Within the records that follow, find every line containing the string "ভগবদ". Copy those lines.

**** Material for this exercise

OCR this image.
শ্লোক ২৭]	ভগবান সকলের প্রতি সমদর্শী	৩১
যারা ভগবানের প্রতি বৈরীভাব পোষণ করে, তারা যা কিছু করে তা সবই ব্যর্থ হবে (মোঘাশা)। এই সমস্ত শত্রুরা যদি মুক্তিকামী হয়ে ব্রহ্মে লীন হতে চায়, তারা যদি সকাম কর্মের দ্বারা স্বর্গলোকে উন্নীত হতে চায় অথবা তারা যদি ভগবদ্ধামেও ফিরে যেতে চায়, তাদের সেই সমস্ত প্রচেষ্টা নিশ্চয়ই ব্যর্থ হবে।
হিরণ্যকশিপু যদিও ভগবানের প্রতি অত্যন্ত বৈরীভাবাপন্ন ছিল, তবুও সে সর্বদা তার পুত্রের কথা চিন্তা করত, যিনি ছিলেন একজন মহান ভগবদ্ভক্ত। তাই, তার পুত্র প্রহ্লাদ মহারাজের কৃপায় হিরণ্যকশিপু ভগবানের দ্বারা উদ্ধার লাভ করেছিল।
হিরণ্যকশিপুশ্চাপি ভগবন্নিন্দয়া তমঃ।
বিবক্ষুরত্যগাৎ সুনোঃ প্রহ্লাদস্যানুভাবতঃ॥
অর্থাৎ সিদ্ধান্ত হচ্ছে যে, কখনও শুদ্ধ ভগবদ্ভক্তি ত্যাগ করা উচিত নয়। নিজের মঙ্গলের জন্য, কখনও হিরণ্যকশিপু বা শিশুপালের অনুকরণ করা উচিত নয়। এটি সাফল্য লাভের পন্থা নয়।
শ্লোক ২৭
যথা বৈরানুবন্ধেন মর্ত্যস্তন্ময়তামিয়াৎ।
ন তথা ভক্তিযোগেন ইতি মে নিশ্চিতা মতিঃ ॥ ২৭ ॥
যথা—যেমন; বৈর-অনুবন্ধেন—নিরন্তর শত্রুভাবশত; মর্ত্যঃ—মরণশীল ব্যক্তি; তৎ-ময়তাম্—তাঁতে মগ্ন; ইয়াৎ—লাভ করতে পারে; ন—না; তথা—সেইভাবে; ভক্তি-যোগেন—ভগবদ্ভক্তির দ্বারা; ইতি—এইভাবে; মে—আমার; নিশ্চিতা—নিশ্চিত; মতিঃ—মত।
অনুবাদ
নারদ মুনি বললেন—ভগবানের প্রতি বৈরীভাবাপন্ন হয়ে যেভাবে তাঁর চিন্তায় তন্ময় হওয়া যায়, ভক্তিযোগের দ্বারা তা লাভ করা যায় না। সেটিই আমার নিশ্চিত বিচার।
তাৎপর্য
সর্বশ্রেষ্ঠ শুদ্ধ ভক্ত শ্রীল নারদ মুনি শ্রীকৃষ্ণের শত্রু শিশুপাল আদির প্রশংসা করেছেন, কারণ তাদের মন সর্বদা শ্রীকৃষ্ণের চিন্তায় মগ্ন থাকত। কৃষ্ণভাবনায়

********

● Result:
যারা ভগবানের প্রতি বৈরীভাব পোষণ করে, তারা যা কিছু করে তা সবই ব্যর্থ হবে (মোঘাশা)। এই সমস্ত শত্রুরা যদি মুক্তিকামী হয়ে ব্রহ্মে লীন হতে চায়, তারা যদি সকাম কর্মের দ্বারা স্বর্গলোকে উন্নীত হতে চায় অথবা তারা যদি ভগবদ্ধামেও ফিরে যেতে চায়, তাদের সেই সমস্ত প্রচেষ্টা নিশ্চয়ই ব্যর্থ হবে।
হিরণ্যকশিপু যদিও ভগবানের প্রতি অত্যন্ত বৈরীভাবাপন্ন ছিল, তবুও সে সর্বদা তার পুত্রের কথা চিন্তা করত, যিনি ছিলেন একজন মহান ভগবদ্ভক্ত। তাই, তার পুত্র প্রহ্লাদ মহারাজের কৃপায় হিরণ্যকশিপু ভগবানের দ্বারা উদ্ধার লাভ করেছিল।
অর্থাৎ সিদ্ধান্ত হচ্ছে যে, কখনও শুদ্ধ ভগবদ্ভক্তি ত্যাগ করা উচিত নয়। নিজের মঙ্গলের জন্য, কখনও হিরণ্যকশিপু বা শিশুপালের অনুকরণ করা উচিত নয়। এটি সাফল্য লাভের পন্থা নয়।
যথা—যেমন; বৈর-অনুবন্ধেন—নিরন্তর শত্রুভাবশত; মর্ত্যঃ—মরণশীল ব্যক্তি; তৎ-ময়তাম্—তাঁতে মগ্ন; ইয়াৎ—লাভ করতে পারে; ন—না; তথা—সেইভাবে; ভক্তি-যোগেন—ভগবদ্ভক্তির দ্বারা; ইতি—এইভাবে; মে—আমার; নিশ্চিতা—নিশ্চিত; মতিঃ—মত।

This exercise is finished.